-------- INPUT MATERIAL
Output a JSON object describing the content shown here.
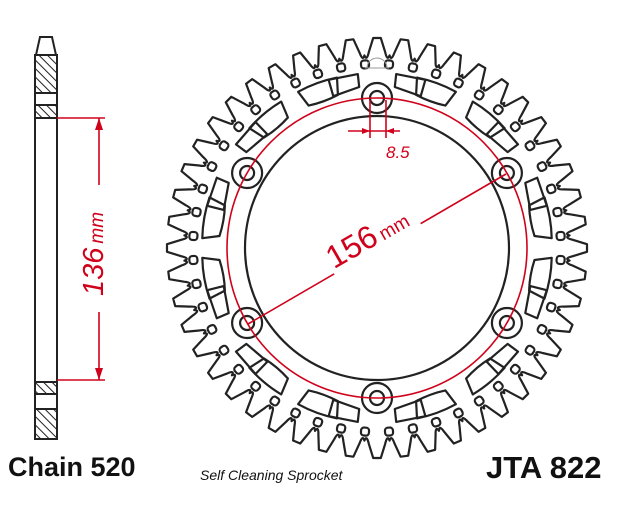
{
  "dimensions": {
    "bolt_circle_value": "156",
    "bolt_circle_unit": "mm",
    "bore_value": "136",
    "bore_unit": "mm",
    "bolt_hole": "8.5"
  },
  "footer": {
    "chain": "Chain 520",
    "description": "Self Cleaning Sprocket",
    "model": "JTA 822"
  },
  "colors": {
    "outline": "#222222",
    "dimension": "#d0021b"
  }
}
----------------
• **DO THIS**
Retype the records exactly. Any image in them should not appear in what you write.

• **OUTPUT OF THE EXERCISE**
Output a JSON object describing the content shown here.
{
  "dimensions": {
    "bolt_circle_value": "156",
    "bolt_circle_unit": "mm",
    "bore_value": "136",
    "bore_unit": "mm",
    "bolt_hole": "8.5"
  },
  "footer": {
    "chain": "Chain 520",
    "description": "Self Cleaning Sprocket",
    "model": "JTA 822"
  },
  "colors": {
    "outline": "#222222",
    "dimension": "#d0021b"
  }
}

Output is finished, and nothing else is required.